───── RAW DATA ─────

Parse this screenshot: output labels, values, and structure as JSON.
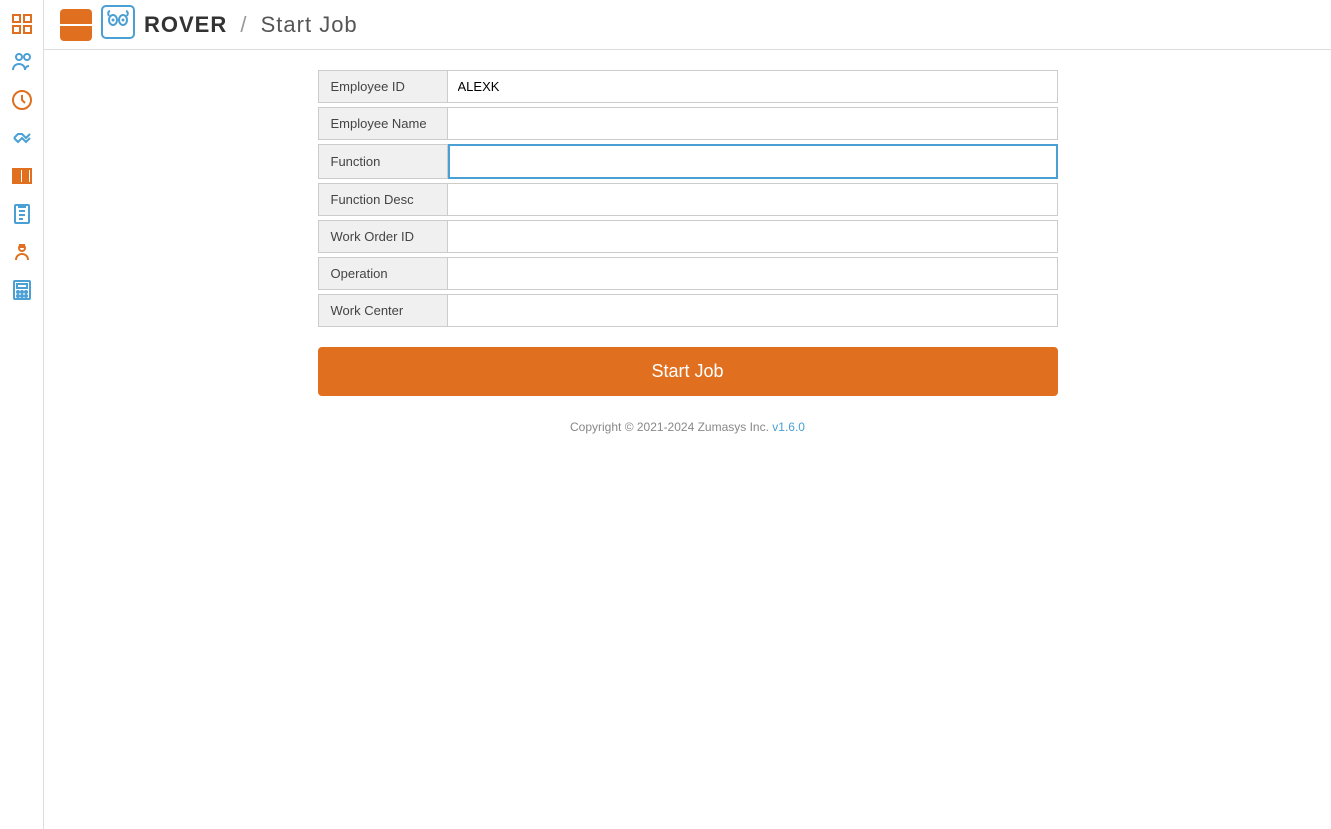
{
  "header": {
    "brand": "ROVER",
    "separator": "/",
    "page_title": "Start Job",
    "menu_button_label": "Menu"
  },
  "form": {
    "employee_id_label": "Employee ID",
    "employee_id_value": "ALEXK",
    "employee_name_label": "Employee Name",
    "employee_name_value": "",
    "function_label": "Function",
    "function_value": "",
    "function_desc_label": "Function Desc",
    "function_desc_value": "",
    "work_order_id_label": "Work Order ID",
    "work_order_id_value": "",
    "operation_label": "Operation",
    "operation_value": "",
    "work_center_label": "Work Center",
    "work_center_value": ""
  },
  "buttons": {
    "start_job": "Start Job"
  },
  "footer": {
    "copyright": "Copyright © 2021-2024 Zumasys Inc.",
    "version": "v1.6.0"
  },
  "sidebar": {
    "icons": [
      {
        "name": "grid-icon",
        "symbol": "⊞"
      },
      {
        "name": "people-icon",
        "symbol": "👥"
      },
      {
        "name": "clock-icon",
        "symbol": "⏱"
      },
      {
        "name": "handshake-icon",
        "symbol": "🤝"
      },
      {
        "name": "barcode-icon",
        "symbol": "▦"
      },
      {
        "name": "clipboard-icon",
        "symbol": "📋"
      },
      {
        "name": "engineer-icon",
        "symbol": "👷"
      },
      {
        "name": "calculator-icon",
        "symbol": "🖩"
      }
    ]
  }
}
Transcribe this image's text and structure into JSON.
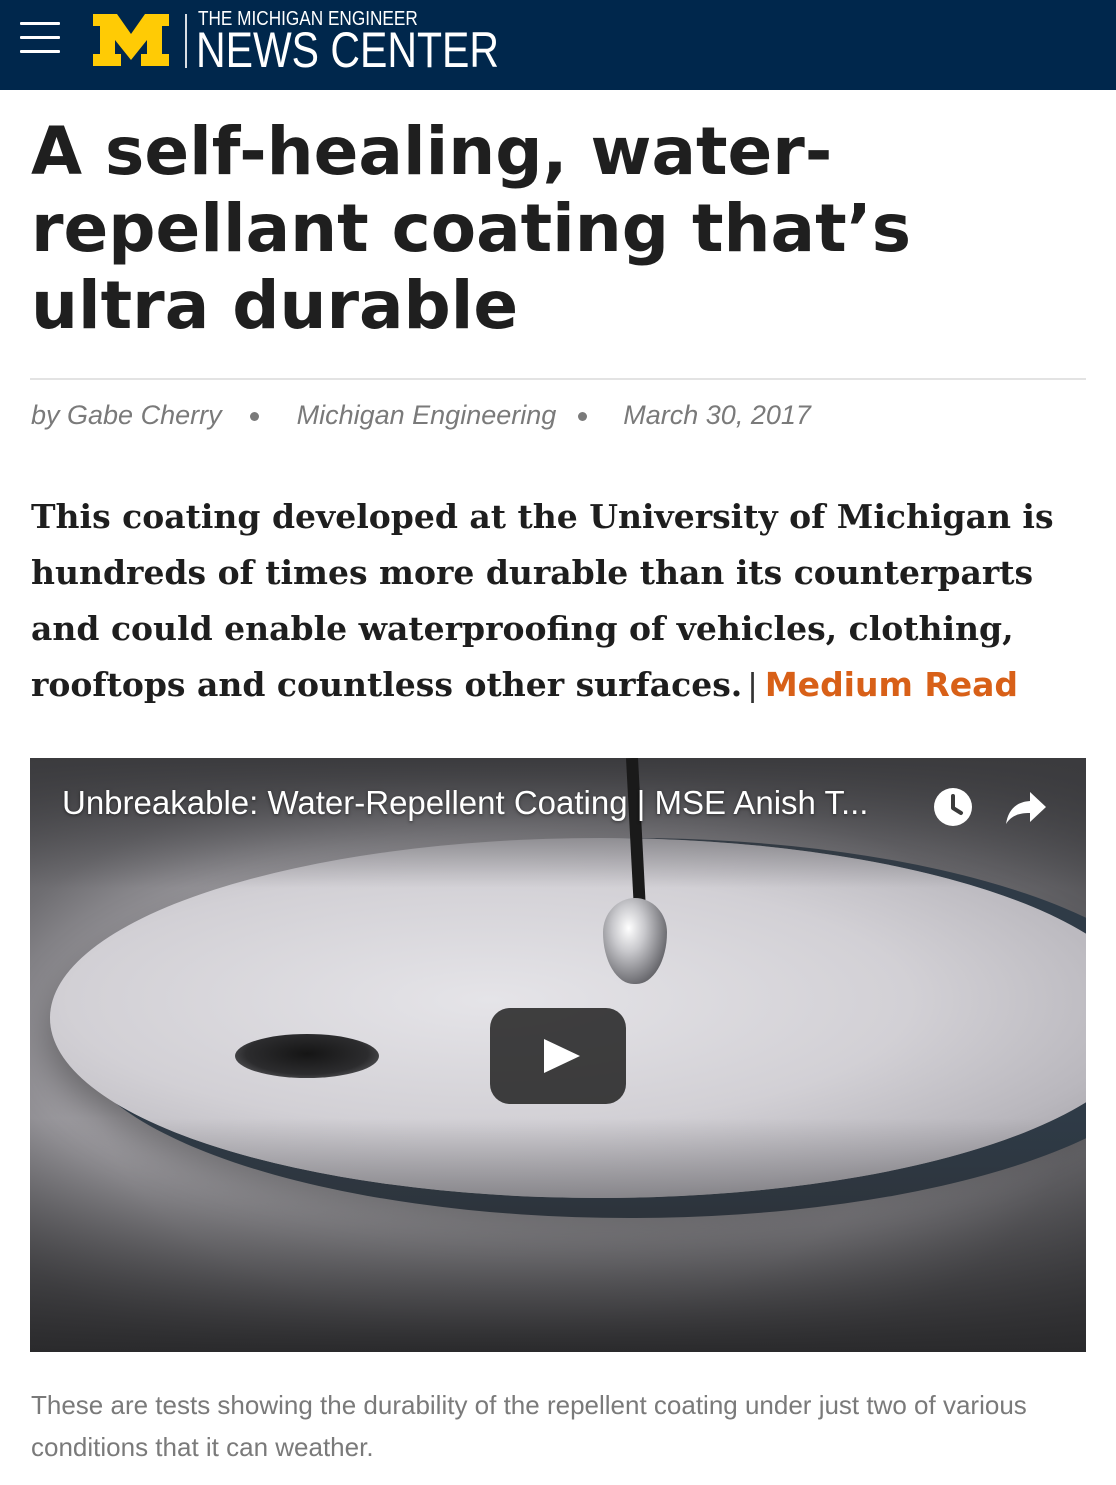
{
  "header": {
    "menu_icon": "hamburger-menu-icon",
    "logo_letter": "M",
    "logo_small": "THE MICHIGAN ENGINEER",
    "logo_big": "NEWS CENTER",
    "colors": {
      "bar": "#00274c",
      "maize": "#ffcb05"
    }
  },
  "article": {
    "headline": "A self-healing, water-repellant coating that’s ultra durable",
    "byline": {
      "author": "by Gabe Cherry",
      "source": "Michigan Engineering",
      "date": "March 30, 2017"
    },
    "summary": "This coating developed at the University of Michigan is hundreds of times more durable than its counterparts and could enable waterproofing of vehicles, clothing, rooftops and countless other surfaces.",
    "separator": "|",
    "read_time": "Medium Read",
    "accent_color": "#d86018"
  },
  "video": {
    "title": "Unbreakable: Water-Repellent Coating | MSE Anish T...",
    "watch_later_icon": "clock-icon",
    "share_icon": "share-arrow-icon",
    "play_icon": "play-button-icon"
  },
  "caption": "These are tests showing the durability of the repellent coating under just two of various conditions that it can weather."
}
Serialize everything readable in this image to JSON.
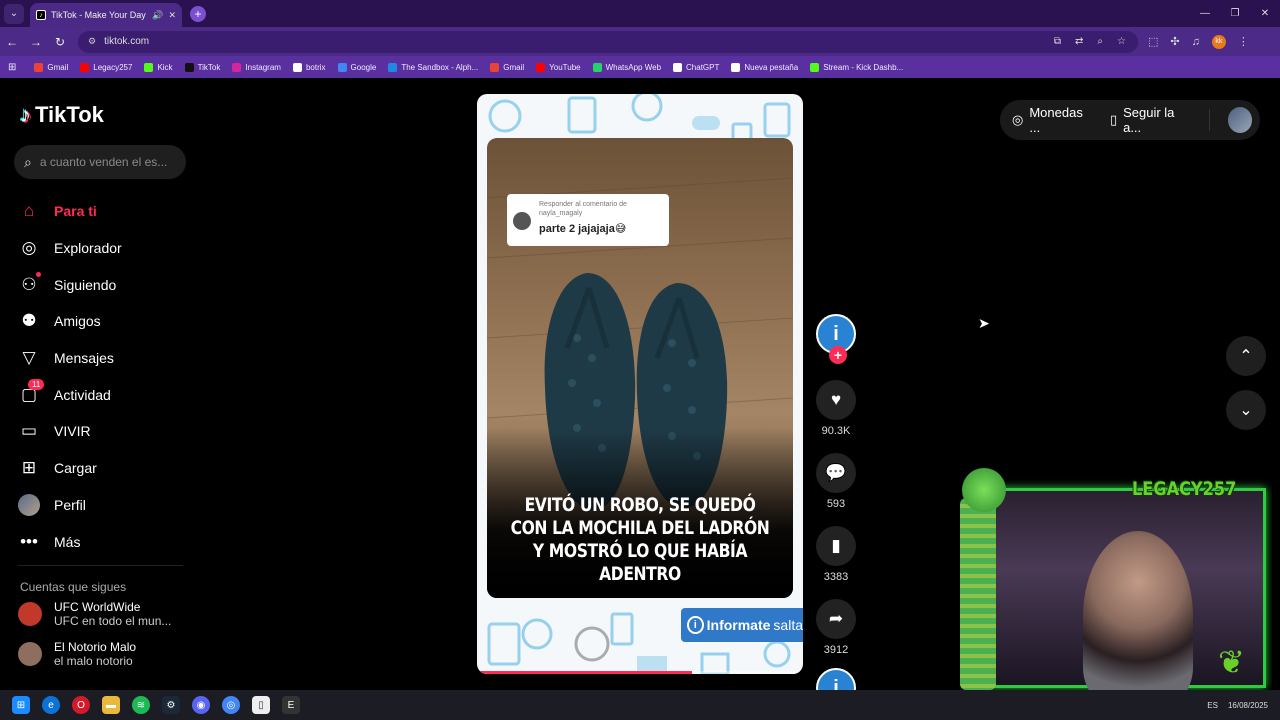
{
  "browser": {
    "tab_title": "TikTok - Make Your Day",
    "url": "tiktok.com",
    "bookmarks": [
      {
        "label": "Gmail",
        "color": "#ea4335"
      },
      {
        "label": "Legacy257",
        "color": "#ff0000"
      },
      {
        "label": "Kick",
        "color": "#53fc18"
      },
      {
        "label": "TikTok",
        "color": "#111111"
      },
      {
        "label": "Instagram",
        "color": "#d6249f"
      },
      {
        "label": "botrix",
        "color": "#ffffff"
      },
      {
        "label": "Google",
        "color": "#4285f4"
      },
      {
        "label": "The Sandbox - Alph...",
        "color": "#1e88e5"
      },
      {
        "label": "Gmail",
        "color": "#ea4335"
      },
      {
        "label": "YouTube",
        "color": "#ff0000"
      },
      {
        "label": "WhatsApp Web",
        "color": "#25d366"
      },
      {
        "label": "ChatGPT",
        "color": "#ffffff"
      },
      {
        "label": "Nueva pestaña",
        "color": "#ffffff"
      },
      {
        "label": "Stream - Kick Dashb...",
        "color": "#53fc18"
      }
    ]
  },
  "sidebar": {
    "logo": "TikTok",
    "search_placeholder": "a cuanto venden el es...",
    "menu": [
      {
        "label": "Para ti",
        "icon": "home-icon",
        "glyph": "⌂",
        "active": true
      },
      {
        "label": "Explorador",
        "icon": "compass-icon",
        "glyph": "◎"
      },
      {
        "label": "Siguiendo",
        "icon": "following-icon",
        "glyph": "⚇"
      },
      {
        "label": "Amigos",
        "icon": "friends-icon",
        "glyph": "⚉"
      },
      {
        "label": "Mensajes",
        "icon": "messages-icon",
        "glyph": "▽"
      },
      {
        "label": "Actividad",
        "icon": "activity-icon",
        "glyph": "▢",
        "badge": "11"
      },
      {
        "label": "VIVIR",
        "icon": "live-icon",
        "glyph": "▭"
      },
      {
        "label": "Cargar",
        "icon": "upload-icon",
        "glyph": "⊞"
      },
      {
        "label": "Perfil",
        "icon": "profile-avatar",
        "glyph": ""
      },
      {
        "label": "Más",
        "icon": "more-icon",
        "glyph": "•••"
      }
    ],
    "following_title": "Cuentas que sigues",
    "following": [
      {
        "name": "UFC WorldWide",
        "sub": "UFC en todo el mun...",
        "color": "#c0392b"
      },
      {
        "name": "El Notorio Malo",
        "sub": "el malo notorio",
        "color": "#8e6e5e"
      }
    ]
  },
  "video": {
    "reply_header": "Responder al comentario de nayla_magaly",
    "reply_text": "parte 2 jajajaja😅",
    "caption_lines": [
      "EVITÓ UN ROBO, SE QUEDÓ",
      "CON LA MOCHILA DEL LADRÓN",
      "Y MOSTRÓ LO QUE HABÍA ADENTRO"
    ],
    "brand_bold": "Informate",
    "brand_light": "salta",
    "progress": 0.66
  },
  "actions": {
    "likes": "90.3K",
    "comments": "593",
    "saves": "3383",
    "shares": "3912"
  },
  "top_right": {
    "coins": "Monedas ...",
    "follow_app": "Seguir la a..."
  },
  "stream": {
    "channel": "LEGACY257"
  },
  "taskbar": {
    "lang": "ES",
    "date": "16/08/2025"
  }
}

─────

YOUR INSTRUCTIONS: Search the lines above for the string "durable" and copy each line that has it.

WRITTEN RESPONSE:
    "headline": "A self-healing, water-repellant coating that’s ultra durable",
    "summary": "This coating developed at the University of Michigan is hundreds of times more durable than its counterparts and could enable waterproofing of vehicles, clothing, rooftops and countless other surfaces.",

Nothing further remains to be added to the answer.